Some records

□ □ □ □ □

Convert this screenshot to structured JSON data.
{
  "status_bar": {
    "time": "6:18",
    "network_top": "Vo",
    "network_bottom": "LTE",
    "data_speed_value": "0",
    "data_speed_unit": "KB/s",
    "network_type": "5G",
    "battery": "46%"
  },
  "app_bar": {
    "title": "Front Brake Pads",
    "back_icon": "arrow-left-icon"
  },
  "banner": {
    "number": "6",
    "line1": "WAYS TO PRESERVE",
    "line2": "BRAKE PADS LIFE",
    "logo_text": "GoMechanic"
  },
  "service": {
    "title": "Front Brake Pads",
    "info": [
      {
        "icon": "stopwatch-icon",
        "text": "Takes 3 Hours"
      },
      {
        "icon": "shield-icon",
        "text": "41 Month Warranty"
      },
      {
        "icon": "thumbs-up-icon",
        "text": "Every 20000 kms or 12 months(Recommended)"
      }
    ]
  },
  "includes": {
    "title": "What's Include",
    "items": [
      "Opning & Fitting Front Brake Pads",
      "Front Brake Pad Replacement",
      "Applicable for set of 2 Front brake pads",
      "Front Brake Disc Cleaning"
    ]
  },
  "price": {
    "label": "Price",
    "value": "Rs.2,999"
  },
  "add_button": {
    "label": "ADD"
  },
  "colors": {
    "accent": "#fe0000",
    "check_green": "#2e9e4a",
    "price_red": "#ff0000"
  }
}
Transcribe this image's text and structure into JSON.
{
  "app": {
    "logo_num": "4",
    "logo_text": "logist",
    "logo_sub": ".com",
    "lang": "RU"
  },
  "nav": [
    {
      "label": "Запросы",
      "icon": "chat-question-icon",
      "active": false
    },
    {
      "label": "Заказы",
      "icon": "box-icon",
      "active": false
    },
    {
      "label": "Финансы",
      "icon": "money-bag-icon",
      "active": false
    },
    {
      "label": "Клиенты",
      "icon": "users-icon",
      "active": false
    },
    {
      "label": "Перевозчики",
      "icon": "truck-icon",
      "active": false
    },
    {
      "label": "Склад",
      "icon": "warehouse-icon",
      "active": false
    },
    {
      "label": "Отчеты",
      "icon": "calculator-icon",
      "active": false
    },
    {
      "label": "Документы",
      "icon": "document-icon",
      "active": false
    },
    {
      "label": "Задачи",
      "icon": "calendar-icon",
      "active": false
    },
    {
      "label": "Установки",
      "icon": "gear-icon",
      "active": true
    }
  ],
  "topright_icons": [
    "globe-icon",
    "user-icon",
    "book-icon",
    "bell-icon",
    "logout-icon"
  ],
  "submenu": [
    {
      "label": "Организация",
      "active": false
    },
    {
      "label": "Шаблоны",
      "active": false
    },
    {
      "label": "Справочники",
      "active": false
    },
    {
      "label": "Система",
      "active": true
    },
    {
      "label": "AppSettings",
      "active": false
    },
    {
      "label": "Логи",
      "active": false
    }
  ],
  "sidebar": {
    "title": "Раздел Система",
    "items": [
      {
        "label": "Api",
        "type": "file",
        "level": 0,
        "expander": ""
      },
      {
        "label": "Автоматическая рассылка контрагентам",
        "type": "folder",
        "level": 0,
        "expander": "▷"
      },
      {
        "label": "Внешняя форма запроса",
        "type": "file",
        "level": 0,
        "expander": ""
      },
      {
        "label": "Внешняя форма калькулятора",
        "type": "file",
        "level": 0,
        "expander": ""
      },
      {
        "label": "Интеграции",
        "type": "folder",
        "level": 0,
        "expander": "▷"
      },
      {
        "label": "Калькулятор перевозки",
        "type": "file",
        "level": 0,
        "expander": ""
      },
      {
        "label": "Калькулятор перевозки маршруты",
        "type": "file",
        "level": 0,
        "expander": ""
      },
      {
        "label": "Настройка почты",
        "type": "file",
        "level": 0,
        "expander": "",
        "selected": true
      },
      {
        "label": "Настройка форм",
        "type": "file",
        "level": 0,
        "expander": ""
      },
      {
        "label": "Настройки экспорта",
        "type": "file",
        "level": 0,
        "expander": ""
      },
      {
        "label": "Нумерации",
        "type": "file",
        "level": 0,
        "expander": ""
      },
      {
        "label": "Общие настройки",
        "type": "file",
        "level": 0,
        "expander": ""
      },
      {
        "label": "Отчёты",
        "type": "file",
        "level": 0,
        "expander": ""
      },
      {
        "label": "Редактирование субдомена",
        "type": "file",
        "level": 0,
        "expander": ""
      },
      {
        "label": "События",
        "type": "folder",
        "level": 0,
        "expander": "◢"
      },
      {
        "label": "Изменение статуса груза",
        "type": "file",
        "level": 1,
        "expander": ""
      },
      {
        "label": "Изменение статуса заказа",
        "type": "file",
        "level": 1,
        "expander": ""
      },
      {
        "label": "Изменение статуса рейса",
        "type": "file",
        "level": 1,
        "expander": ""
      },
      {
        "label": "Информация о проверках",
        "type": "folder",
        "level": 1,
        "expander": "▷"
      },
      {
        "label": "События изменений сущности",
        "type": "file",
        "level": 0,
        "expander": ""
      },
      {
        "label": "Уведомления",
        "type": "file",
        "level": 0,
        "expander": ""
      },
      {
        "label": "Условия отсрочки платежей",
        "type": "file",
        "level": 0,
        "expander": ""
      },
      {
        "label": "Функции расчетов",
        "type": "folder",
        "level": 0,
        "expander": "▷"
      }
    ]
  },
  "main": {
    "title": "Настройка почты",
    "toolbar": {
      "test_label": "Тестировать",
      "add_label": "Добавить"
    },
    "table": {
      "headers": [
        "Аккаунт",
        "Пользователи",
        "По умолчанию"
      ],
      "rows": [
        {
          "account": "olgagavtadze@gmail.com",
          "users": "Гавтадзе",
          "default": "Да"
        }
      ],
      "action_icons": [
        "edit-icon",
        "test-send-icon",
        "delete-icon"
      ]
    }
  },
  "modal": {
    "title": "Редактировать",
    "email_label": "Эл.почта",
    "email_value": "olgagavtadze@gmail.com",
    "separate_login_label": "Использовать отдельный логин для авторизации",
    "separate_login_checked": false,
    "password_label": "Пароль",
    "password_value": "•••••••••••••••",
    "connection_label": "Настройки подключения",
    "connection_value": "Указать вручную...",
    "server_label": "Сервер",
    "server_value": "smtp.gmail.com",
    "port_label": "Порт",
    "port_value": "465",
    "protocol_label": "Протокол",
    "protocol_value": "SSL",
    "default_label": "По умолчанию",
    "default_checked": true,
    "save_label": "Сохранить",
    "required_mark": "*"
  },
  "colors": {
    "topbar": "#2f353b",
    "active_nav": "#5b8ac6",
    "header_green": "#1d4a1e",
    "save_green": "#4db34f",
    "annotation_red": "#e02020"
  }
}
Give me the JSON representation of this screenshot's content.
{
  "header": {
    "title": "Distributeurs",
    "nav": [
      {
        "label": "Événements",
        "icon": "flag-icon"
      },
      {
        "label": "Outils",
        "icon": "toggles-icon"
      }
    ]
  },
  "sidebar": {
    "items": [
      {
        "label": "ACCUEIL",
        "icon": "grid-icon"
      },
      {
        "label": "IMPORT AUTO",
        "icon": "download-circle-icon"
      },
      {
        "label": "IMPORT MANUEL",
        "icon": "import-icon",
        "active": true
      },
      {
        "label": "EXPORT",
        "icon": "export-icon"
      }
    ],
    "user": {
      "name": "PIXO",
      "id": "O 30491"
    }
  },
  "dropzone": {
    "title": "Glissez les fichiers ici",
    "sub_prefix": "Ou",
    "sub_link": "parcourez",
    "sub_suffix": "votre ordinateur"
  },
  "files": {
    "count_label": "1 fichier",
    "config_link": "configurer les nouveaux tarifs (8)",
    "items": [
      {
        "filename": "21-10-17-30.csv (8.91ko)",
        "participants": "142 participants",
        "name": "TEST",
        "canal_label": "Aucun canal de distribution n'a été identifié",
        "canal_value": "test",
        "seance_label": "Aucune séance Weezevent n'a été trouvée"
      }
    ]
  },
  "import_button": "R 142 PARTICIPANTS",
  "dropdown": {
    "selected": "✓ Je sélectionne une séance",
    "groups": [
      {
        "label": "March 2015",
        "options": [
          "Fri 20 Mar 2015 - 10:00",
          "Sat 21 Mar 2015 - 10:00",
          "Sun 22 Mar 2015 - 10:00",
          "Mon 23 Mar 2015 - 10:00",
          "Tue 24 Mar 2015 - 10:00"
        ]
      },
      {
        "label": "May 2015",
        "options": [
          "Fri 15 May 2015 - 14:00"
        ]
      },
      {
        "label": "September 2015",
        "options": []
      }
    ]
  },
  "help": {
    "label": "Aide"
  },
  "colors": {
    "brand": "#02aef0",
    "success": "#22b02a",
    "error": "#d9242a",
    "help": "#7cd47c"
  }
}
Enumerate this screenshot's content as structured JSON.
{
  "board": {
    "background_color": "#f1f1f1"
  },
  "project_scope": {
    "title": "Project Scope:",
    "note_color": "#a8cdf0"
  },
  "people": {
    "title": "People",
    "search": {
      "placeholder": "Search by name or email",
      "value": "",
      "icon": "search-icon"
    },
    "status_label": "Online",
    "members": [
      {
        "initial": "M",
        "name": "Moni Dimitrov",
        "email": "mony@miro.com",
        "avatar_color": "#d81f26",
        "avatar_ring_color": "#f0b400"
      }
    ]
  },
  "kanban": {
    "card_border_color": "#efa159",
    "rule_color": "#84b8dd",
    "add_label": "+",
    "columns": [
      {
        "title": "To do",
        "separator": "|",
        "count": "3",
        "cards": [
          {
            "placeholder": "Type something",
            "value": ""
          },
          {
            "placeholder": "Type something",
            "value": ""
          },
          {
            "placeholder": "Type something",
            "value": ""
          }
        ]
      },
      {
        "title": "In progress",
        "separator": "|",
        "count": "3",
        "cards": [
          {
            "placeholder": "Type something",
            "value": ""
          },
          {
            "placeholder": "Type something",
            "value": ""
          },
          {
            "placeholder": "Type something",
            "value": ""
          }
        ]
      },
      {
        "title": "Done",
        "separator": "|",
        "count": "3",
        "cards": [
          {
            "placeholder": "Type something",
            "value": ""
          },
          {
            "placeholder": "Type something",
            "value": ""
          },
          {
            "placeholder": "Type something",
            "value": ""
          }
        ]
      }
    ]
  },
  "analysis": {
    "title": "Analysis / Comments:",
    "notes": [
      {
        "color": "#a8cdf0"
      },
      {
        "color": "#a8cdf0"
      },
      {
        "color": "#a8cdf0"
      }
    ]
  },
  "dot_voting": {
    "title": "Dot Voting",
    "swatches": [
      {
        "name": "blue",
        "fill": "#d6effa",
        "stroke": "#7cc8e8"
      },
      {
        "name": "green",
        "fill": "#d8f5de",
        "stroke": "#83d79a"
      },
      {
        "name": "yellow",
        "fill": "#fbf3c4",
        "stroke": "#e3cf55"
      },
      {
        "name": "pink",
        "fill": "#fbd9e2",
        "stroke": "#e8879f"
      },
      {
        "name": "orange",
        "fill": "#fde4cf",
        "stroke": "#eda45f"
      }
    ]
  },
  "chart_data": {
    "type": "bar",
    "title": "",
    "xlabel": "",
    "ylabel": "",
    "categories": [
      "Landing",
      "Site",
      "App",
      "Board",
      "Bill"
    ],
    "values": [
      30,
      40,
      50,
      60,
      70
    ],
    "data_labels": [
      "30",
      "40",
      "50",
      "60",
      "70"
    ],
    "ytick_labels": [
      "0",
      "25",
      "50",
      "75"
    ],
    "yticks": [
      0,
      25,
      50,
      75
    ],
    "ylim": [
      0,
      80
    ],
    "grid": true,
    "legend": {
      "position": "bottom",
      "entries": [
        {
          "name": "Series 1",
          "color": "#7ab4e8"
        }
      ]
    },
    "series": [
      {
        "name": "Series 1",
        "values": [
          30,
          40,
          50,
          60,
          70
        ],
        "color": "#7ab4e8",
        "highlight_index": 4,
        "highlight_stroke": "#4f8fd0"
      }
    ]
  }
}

□ □ □ □ □

■ What you should do: Each line that holds the word "this" is to be copied.

■ Expected output:
Convert this screenshot to structured JSON data.
Transcribe this image's text and structure into JSON.
Give me the JSON representation of this screenshot's content.
Enumerate this screenshot's content as structured JSON.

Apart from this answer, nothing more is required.